--- Start of Items ---

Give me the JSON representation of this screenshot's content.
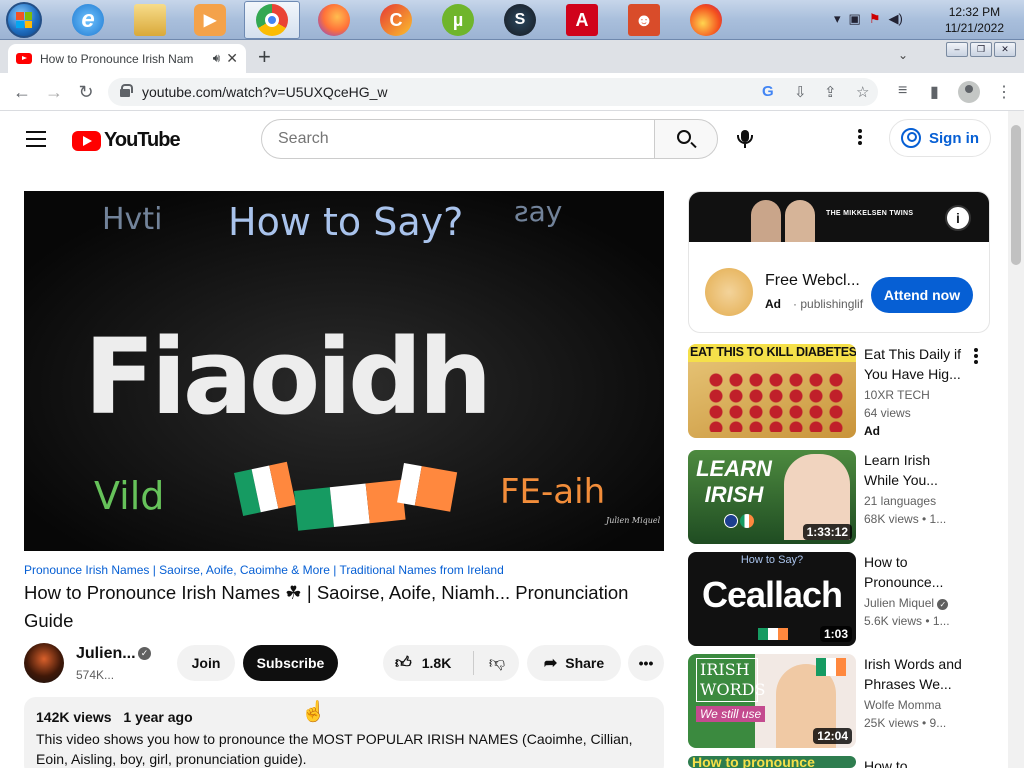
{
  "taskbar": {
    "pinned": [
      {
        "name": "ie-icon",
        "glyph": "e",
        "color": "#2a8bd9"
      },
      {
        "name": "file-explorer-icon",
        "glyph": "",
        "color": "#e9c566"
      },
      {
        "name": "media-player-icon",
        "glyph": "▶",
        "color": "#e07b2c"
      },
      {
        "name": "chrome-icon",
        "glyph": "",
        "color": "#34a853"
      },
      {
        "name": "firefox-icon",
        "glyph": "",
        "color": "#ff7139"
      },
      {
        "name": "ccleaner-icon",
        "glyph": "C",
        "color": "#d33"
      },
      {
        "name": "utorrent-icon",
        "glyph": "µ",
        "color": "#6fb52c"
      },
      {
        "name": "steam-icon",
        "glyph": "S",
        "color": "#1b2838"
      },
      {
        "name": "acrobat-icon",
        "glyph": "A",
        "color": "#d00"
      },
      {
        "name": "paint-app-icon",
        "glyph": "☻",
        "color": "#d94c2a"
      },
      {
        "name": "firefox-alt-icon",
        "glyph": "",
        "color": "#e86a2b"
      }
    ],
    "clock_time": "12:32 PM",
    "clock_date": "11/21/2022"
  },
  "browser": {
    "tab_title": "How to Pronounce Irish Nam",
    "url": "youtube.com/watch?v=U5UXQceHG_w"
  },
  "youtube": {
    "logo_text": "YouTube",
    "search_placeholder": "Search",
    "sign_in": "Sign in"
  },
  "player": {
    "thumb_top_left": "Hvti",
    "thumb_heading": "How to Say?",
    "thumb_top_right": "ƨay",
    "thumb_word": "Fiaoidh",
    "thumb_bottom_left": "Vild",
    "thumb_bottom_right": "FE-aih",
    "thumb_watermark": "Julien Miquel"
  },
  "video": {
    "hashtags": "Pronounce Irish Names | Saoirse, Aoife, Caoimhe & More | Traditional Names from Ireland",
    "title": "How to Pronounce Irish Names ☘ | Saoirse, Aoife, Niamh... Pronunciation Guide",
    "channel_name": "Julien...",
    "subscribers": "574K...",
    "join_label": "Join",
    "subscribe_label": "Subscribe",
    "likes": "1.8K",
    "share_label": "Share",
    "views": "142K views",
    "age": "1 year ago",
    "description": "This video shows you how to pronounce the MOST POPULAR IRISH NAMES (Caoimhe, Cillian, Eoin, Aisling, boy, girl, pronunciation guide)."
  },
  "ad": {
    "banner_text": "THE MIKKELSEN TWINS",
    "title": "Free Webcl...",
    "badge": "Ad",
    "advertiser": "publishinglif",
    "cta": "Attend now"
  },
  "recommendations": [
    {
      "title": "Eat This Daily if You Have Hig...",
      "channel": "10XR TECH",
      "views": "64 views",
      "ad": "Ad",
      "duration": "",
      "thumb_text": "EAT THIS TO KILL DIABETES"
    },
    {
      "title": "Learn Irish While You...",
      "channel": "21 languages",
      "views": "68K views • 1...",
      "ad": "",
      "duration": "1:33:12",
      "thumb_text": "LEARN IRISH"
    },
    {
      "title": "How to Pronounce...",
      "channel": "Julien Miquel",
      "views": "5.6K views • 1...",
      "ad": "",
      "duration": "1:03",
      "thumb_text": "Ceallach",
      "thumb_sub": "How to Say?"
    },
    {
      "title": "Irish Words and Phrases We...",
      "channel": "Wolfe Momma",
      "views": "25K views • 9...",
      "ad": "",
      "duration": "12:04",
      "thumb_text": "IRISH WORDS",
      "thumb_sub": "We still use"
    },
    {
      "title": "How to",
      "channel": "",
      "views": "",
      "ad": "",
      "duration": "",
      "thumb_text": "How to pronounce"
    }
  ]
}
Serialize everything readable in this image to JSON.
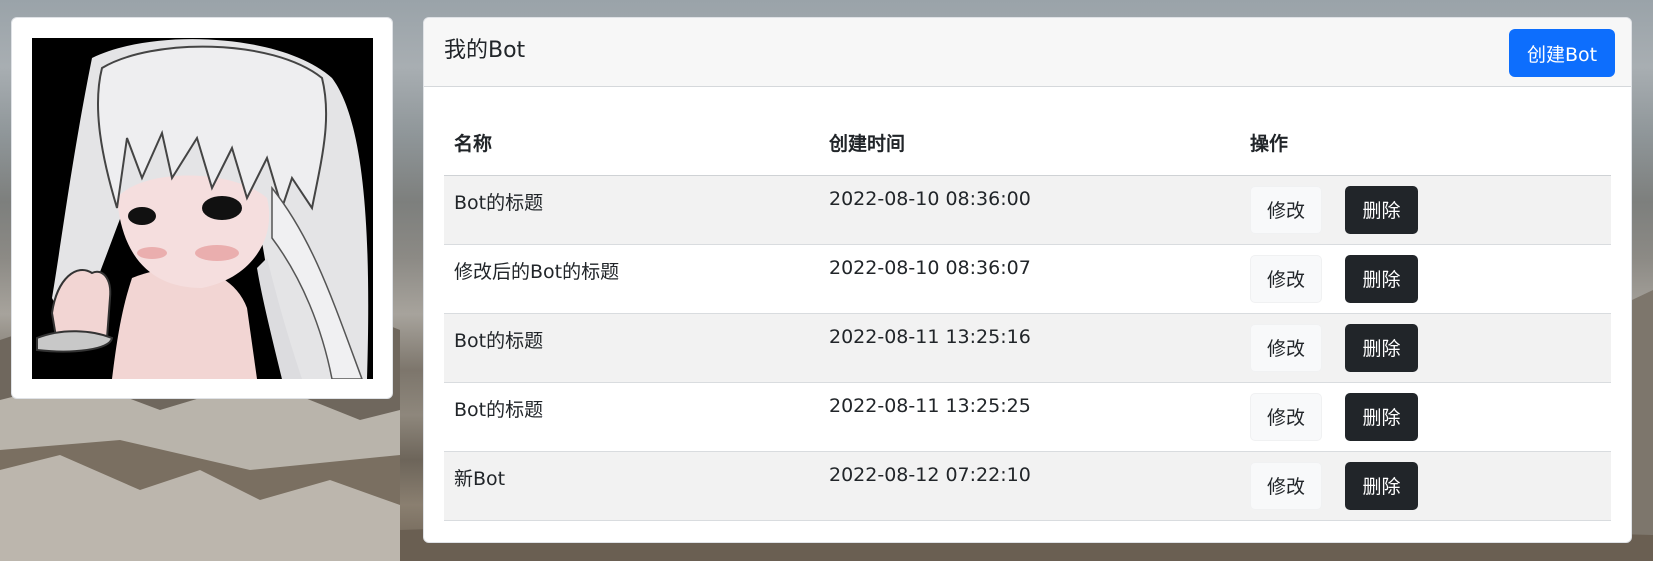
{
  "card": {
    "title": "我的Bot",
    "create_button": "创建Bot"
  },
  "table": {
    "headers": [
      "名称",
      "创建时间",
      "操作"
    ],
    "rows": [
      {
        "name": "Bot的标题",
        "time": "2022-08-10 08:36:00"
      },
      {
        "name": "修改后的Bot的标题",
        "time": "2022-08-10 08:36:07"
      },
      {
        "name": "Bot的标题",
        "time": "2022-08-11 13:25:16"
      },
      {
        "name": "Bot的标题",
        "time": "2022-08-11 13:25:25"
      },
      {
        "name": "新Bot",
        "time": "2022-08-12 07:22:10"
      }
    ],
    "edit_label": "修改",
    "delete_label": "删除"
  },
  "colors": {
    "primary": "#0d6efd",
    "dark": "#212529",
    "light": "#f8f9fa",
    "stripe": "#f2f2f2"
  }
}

--- End of Items ---

▶ _Stated problem_: Report the number of lines in the entries above that include the string "duration". Give nothing but the number.

▶ _Output_: 5